### Stated problem
Filter this material down to the lines that hold "netzwerk", copying each one.

Start Source data

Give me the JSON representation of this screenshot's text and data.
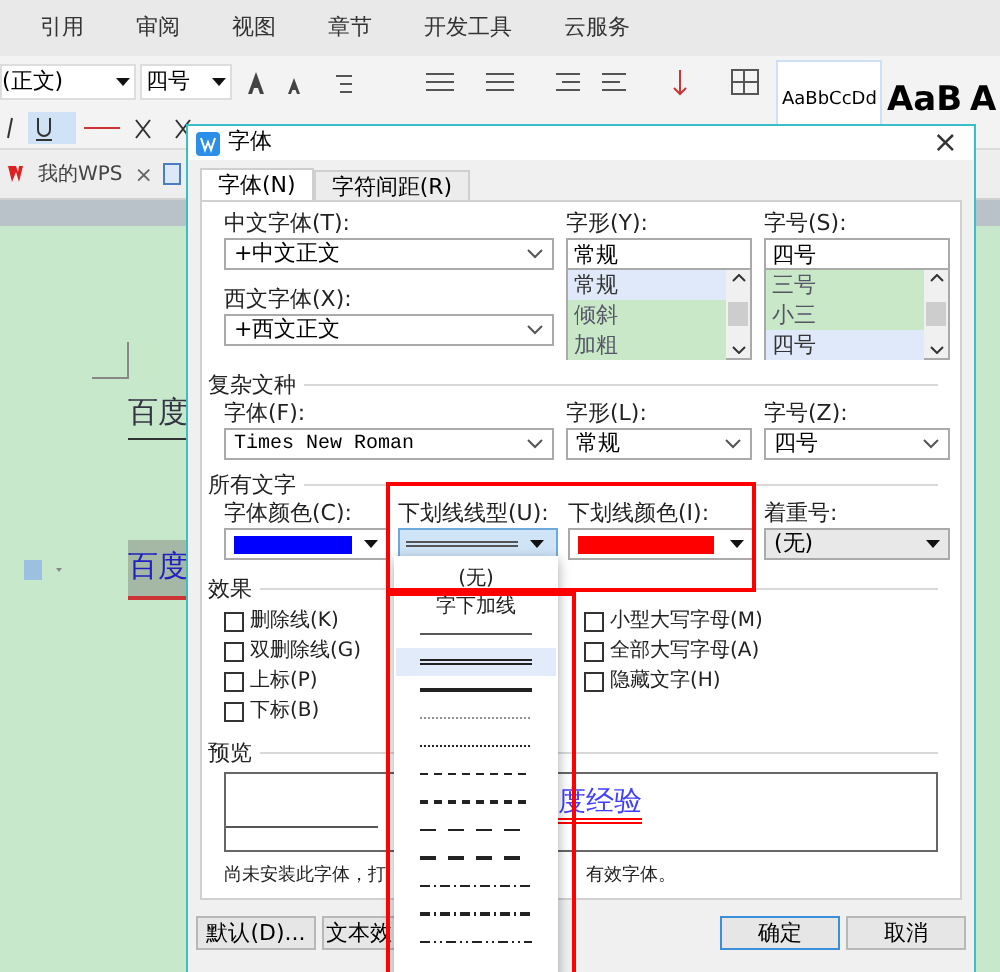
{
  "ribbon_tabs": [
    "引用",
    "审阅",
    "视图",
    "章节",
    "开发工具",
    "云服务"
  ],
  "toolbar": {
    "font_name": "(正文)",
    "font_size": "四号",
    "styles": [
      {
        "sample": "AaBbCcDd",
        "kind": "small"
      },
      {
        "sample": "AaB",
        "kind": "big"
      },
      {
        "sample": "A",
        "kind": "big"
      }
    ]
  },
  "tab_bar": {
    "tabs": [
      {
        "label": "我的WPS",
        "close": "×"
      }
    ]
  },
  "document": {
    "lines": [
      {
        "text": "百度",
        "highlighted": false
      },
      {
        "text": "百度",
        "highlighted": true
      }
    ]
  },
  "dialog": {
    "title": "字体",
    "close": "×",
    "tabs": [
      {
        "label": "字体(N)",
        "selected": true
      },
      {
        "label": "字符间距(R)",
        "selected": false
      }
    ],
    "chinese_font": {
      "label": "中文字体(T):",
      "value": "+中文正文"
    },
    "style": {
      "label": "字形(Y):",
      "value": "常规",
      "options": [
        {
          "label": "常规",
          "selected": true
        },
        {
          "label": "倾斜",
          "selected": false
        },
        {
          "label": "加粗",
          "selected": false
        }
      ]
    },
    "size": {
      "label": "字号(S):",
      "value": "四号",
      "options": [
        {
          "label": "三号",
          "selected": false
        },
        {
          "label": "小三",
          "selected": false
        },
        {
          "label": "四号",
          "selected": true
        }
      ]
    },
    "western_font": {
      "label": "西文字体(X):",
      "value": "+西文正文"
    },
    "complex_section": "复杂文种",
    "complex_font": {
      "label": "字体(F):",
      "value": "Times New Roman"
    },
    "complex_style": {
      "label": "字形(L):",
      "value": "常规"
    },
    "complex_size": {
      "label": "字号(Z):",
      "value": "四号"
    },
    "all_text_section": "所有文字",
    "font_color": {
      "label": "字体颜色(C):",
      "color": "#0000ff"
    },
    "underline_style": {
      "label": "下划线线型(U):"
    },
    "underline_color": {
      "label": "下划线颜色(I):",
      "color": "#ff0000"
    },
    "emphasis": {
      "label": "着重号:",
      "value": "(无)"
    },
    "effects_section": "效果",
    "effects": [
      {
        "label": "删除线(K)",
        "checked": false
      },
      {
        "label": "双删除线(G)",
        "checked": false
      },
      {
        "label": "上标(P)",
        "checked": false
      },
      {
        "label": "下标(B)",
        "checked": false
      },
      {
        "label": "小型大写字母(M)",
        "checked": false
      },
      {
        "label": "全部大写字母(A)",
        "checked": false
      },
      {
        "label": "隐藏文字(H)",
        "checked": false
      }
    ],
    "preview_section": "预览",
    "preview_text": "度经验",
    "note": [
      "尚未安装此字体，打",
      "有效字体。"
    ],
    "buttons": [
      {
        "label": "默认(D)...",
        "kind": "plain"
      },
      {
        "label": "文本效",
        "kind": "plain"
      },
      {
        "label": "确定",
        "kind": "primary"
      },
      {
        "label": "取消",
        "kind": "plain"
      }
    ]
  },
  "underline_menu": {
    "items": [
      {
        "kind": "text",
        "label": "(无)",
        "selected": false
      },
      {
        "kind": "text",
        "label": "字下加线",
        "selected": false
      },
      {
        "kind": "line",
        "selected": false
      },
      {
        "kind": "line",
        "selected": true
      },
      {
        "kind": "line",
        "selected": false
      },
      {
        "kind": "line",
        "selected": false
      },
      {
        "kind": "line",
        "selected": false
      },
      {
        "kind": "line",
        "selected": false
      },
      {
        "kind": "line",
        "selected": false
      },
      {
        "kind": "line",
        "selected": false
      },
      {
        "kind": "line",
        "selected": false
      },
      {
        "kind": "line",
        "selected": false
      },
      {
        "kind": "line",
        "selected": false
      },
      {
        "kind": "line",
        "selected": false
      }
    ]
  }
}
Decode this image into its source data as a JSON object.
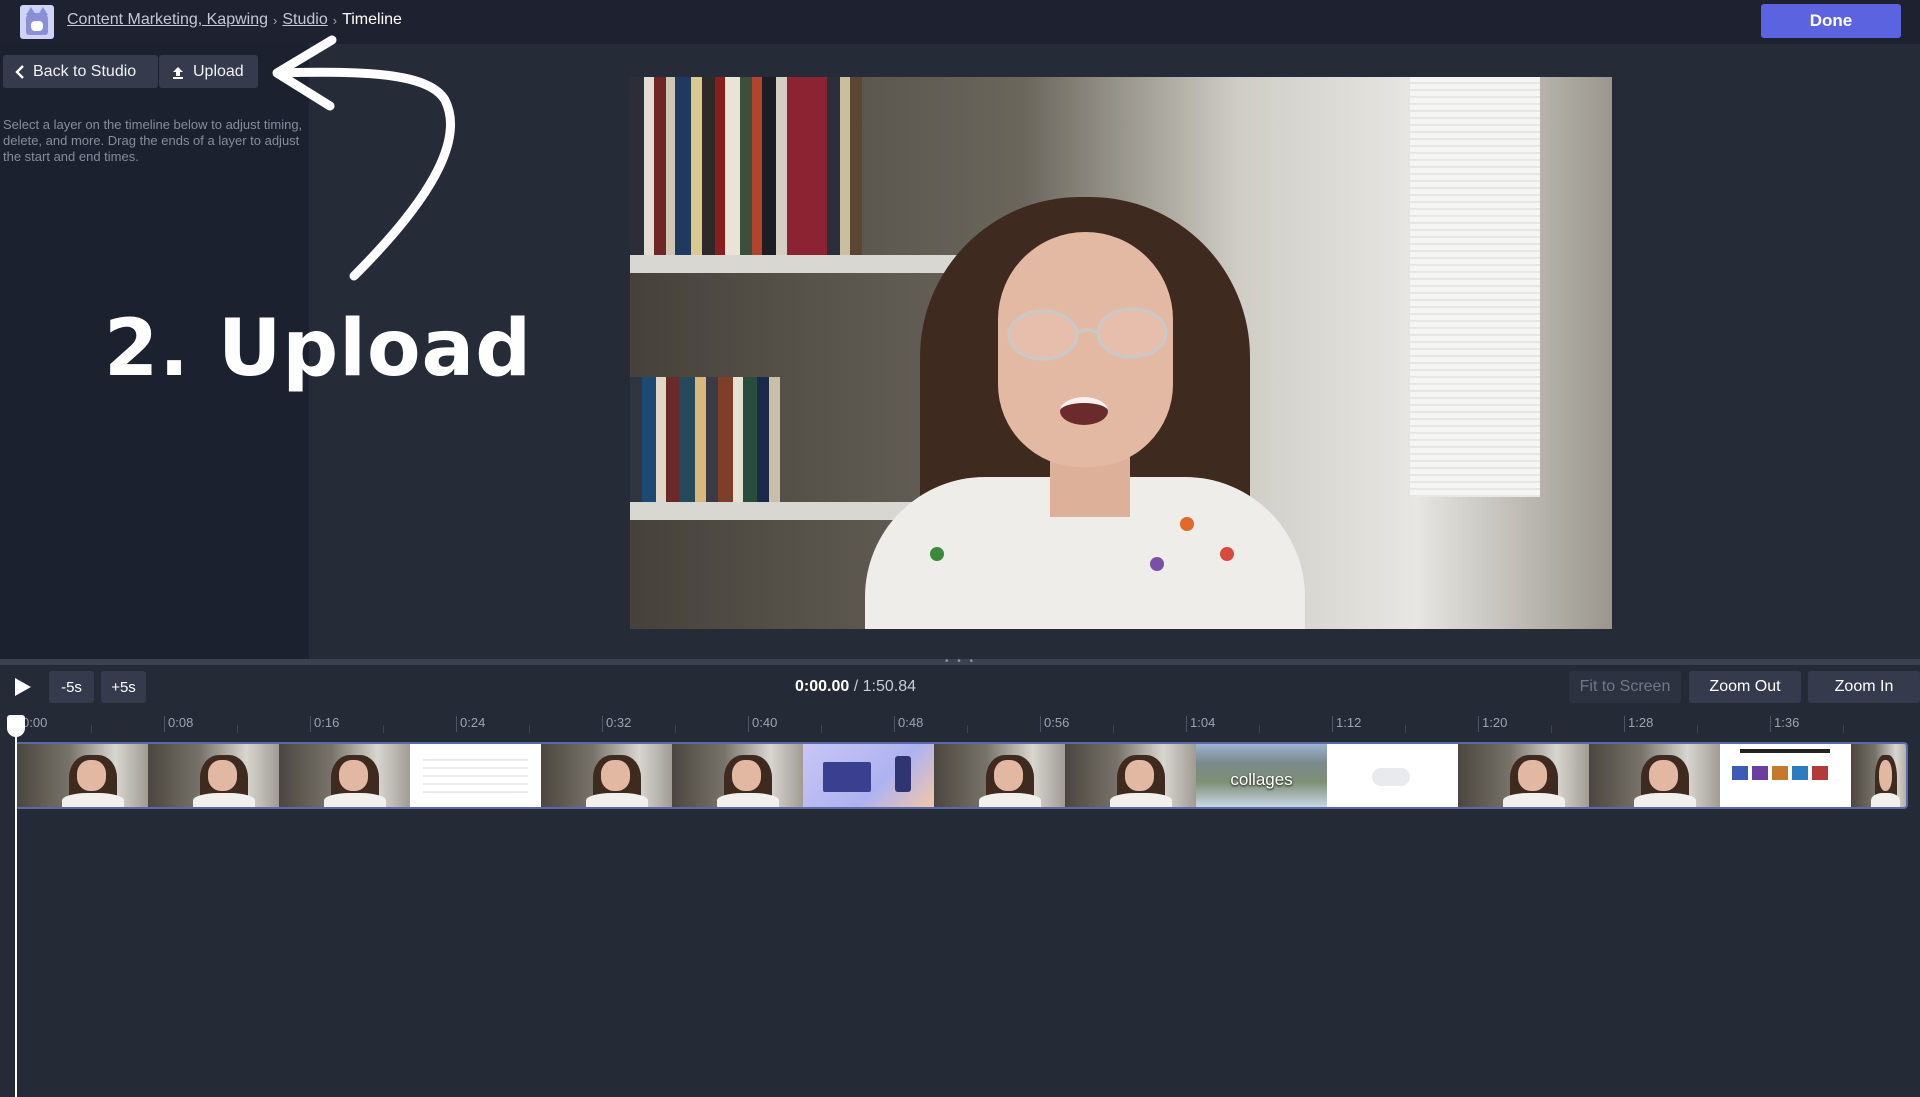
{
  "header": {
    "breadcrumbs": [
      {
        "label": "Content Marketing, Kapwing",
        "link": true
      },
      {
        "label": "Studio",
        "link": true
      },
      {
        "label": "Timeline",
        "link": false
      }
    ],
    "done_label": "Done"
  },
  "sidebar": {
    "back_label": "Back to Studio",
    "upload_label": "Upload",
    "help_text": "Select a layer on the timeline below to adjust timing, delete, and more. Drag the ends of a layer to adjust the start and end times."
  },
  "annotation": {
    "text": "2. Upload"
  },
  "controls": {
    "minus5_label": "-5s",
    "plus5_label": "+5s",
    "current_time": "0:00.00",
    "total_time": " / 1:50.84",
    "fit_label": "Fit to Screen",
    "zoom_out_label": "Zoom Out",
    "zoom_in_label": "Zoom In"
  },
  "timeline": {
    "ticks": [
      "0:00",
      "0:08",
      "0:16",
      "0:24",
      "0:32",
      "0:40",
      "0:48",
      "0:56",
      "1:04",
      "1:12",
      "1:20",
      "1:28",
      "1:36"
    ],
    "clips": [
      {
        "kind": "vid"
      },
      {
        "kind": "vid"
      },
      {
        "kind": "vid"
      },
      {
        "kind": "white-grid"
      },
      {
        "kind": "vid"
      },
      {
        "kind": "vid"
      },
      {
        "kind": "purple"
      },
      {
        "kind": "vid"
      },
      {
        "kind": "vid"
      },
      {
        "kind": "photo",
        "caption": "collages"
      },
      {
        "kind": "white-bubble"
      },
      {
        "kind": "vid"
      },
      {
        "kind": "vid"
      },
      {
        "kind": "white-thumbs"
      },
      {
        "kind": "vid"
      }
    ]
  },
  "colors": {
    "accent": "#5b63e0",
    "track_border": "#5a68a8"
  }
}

End Source data
Start Source data

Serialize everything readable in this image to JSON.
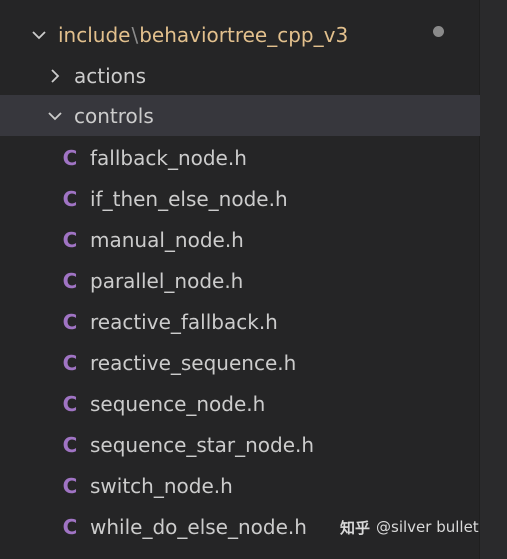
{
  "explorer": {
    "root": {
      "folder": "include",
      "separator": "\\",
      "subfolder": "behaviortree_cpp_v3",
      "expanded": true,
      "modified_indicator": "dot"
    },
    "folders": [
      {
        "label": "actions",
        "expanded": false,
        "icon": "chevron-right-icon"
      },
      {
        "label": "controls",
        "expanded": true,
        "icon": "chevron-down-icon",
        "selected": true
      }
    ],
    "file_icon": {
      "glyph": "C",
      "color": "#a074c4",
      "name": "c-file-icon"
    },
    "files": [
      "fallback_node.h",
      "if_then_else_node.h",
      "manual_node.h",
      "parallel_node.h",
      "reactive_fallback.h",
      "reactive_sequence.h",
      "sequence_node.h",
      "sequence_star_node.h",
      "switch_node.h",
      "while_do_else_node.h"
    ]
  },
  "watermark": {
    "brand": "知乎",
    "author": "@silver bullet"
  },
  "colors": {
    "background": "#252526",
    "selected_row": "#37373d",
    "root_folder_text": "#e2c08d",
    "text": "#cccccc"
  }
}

End Source data
Start Source data

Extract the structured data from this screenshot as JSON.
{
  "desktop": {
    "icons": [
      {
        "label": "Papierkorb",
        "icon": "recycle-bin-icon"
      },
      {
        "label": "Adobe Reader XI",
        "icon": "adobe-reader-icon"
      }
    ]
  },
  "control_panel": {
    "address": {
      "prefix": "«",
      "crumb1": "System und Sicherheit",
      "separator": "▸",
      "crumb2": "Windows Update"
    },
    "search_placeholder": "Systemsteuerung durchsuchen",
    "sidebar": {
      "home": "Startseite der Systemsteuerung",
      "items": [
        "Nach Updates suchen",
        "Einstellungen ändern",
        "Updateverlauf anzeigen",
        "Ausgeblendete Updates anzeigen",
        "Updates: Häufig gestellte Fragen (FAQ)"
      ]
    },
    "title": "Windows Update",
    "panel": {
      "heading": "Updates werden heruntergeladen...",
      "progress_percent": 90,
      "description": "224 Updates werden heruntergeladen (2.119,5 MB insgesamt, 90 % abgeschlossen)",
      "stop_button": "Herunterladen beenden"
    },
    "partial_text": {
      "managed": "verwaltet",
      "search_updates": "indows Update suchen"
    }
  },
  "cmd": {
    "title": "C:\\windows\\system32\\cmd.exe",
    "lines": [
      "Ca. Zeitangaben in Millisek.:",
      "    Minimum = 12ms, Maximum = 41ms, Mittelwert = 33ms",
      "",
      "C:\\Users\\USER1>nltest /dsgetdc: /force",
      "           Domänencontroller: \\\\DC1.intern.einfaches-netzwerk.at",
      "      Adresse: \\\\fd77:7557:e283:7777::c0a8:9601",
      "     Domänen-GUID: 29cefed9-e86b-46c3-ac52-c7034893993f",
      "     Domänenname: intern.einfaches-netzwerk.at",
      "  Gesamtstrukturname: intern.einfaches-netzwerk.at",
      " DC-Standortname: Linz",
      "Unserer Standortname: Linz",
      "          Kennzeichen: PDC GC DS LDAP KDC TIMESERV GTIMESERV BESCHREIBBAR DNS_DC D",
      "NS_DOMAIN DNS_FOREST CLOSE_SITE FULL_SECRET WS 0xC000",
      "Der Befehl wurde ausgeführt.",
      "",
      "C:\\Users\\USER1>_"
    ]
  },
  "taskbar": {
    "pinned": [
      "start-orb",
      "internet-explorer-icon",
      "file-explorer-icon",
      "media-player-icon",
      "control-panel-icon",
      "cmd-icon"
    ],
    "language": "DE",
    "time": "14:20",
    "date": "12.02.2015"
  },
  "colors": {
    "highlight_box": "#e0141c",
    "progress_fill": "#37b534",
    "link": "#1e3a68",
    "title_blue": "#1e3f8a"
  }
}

End Source data

### Exercise response
      "           Domänencontroller: \\\\DC1.intern.einfaches-netzwerk.at",
      "     Domänenname: intern.einfaches-netzwerk.at",
      "  Gesamtstrukturname: intern.einfaches-netzwerk.at",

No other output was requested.